- [TO BE DONE]: Take the material below and retype it in full; pictures are left out.

----- DATASET ENTRIES -----

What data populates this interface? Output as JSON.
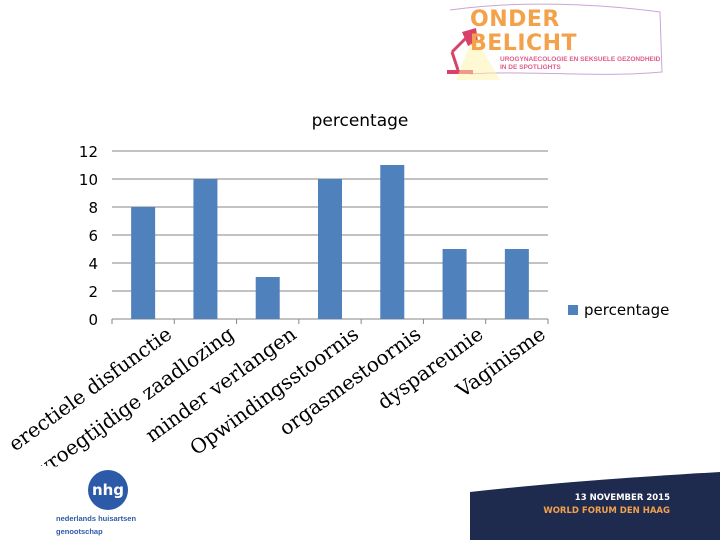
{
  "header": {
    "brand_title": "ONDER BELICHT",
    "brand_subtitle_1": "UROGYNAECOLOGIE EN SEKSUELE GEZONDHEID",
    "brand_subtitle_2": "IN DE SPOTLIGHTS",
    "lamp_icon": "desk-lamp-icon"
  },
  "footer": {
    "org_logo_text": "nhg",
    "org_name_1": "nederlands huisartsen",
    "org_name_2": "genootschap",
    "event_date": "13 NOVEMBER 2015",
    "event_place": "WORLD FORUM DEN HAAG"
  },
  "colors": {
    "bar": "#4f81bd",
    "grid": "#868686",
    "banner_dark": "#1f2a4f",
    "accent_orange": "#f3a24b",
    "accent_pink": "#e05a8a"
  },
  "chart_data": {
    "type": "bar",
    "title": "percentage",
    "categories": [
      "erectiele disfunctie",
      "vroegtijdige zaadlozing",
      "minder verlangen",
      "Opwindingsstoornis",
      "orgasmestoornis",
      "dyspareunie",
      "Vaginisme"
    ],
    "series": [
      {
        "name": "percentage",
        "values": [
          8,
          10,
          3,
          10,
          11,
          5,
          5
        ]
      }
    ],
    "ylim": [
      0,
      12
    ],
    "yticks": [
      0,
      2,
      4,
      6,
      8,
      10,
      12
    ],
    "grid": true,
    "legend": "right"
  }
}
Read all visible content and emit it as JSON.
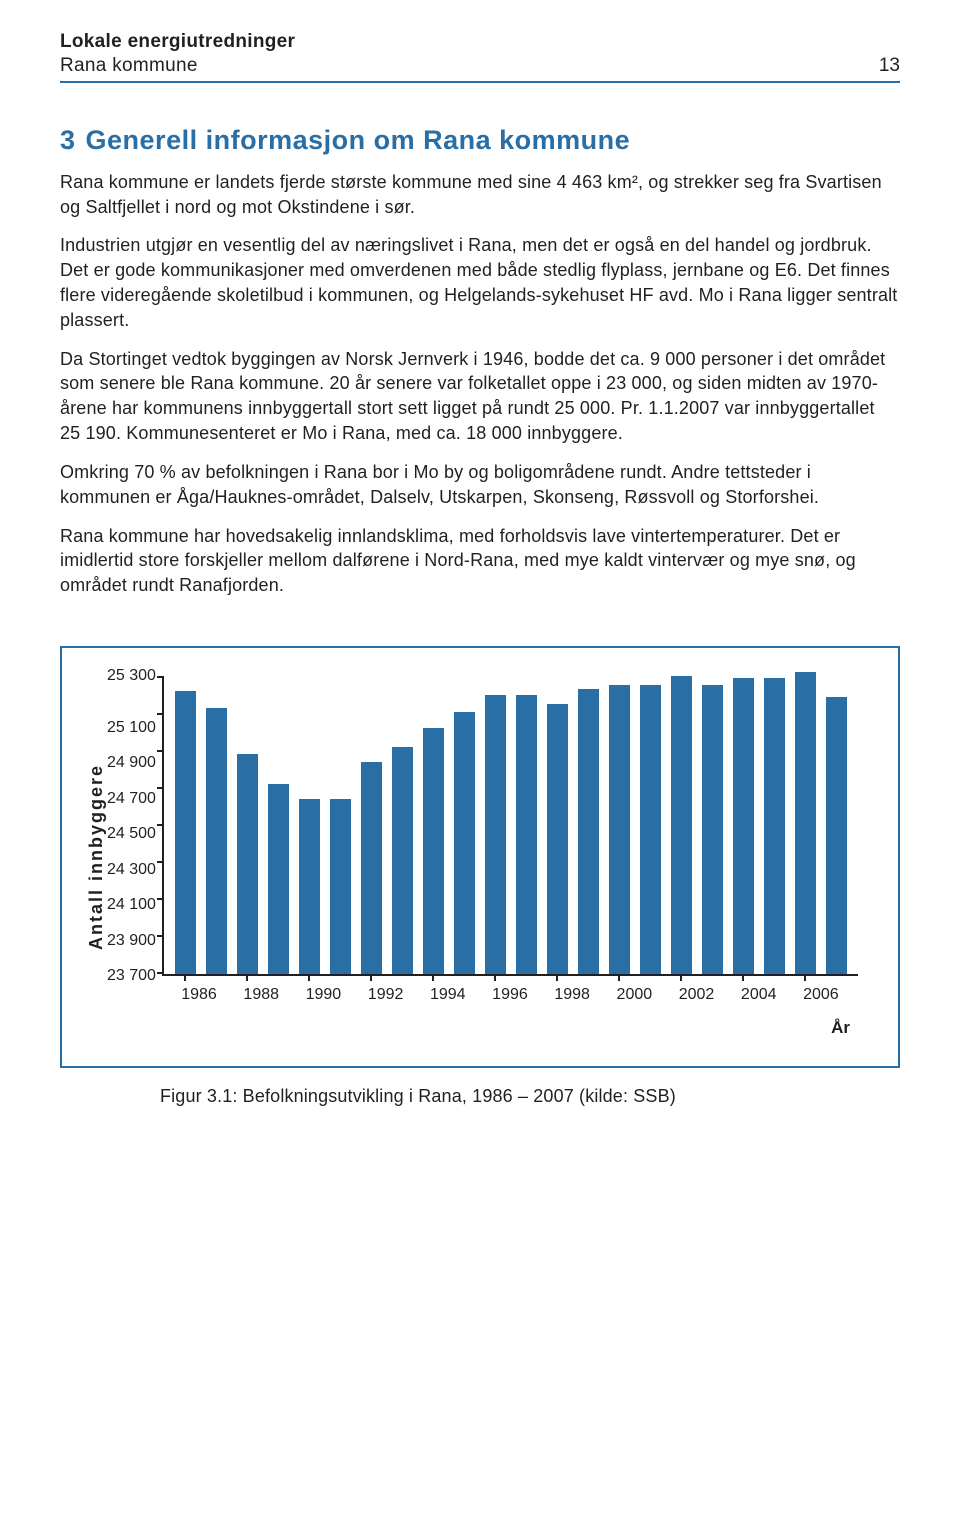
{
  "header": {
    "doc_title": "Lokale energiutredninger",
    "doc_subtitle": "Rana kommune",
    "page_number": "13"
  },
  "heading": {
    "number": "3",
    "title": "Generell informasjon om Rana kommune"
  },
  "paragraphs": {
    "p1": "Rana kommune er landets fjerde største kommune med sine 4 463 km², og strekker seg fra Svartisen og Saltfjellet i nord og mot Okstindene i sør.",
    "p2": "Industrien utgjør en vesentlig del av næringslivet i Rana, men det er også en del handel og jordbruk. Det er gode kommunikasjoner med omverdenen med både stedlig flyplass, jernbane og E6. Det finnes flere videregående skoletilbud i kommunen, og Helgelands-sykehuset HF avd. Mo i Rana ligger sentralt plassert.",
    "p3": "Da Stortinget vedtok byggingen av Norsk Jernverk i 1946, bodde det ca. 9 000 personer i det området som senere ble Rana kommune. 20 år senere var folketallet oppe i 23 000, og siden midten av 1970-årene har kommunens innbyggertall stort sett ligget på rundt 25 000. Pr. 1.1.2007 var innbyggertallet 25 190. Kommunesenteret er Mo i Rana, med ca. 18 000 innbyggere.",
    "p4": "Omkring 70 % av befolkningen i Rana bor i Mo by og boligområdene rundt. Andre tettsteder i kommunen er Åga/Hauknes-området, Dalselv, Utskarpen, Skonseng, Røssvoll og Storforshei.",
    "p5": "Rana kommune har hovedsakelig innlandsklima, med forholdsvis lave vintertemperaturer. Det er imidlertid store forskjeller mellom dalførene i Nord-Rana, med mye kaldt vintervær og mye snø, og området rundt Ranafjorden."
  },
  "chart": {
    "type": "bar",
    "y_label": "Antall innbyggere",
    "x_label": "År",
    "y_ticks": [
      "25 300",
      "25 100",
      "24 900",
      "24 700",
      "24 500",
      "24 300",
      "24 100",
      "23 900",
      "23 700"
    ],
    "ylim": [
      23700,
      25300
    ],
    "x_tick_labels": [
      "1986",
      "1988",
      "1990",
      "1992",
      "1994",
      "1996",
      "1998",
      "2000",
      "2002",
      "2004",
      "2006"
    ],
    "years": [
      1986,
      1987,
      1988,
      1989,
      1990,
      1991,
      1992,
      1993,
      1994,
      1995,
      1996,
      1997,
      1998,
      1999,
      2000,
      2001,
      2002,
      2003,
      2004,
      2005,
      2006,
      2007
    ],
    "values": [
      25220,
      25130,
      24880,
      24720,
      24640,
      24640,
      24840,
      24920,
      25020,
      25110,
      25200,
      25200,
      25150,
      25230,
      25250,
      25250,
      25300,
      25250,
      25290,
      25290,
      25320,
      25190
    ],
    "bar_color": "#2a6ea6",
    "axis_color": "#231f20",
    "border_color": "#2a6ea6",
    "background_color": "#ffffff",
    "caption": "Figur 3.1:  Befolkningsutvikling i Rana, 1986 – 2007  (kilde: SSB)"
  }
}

-----

- [WRITTEN RESPONSE]:
What data populates this interface? Output as JSON.
{
  "header": {
    "brand_title": "ONDER BELICHT",
    "brand_subtitle_1": "UROGYNAECOLOGIE EN SEKSUELE GEZONDHEID",
    "brand_subtitle_2": "IN DE SPOTLIGHTS",
    "lamp_icon": "desk-lamp-icon"
  },
  "footer": {
    "org_logo_text": "nhg",
    "org_name_1": "nederlands huisartsen",
    "org_name_2": "genootschap",
    "event_date": "13 NOVEMBER 2015",
    "event_place": "WORLD FORUM DEN HAAG"
  },
  "colors": {
    "bar": "#4f81bd",
    "grid": "#868686",
    "banner_dark": "#1f2a4f",
    "accent_orange": "#f3a24b",
    "accent_pink": "#e05a8a"
  },
  "chart_data": {
    "type": "bar",
    "title": "percentage",
    "categories": [
      "erectiele disfunctie",
      "vroegtijdige zaadlozing",
      "minder verlangen",
      "Opwindingsstoornis",
      "orgasmestoornis",
      "dyspareunie",
      "Vaginisme"
    ],
    "series": [
      {
        "name": "percentage",
        "values": [
          8,
          10,
          3,
          10,
          11,
          5,
          5
        ]
      }
    ],
    "ylim": [
      0,
      12
    ],
    "yticks": [
      0,
      2,
      4,
      6,
      8,
      10,
      12
    ],
    "grid": true,
    "legend": "right"
  }
}
Read all visible content and emit it as JSON.
{
  "header": {
    "doc_title": "Lokale energiutredninger",
    "doc_subtitle": "Rana kommune",
    "page_number": "13"
  },
  "heading": {
    "number": "3",
    "title": "Generell informasjon om Rana kommune"
  },
  "paragraphs": {
    "p1": "Rana kommune er landets fjerde største kommune med sine 4 463 km², og strekker seg fra Svartisen og Saltfjellet i nord og mot Okstindene i sør.",
    "p2": "Industrien utgjør en vesentlig del av næringslivet i Rana, men det er også en del handel og jordbruk. Det er gode kommunikasjoner med omverdenen med både stedlig flyplass, jernbane og E6. Det finnes flere videregående skoletilbud i kommunen, og Helgelands-sykehuset HF avd. Mo i Rana ligger sentralt plassert.",
    "p3": "Da Stortinget vedtok byggingen av Norsk Jernverk i 1946, bodde det ca. 9 000 personer i det området som senere ble Rana kommune. 20 år senere var folketallet oppe i 23 000, og siden midten av 1970-årene har kommunens innbyggertall stort sett ligget på rundt 25 000. Pr. 1.1.2007 var innbyggertallet 25 190. Kommunesenteret er Mo i Rana, med ca. 18 000 innbyggere.",
    "p4": "Omkring 70 % av befolkningen i Rana bor i Mo by og boligområdene rundt. Andre tettsteder i kommunen er Åga/Hauknes-området, Dalselv, Utskarpen, Skonseng, Røssvoll og Storforshei.",
    "p5": "Rana kommune har hovedsakelig innlandsklima, med forholdsvis lave vintertemperaturer. Det er imidlertid store forskjeller mellom dalførene i Nord-Rana, med mye kaldt vintervær og mye snø, og området rundt Ranafjorden."
  },
  "chart": {
    "type": "bar",
    "y_label": "Antall innbyggere",
    "x_label": "År",
    "y_ticks": [
      "25 300",
      "25 100",
      "24 900",
      "24 700",
      "24 500",
      "24 300",
      "24 100",
      "23 900",
      "23 700"
    ],
    "ylim": [
      23700,
      25300
    ],
    "x_tick_labels": [
      "1986",
      "1988",
      "1990",
      "1992",
      "1994",
      "1996",
      "1998",
      "2000",
      "2002",
      "2004",
      "2006"
    ],
    "years": [
      1986,
      1987,
      1988,
      1989,
      1990,
      1991,
      1992,
      1993,
      1994,
      1995,
      1996,
      1997,
      1998,
      1999,
      2000,
      2001,
      2002,
      2003,
      2004,
      2005,
      2006,
      2007
    ],
    "values": [
      25220,
      25130,
      24880,
      24720,
      24640,
      24640,
      24840,
      24920,
      25020,
      25110,
      25200,
      25200,
      25150,
      25230,
      25250,
      25250,
      25300,
      25250,
      25290,
      25290,
      25320,
      25190
    ],
    "bar_color": "#2a6ea6",
    "axis_color": "#231f20",
    "border_color": "#2a6ea6",
    "background_color": "#ffffff",
    "caption": "Figur 3.1:  Befolkningsutvikling i Rana, 1986 – 2007  (kilde: SSB)"
  }
}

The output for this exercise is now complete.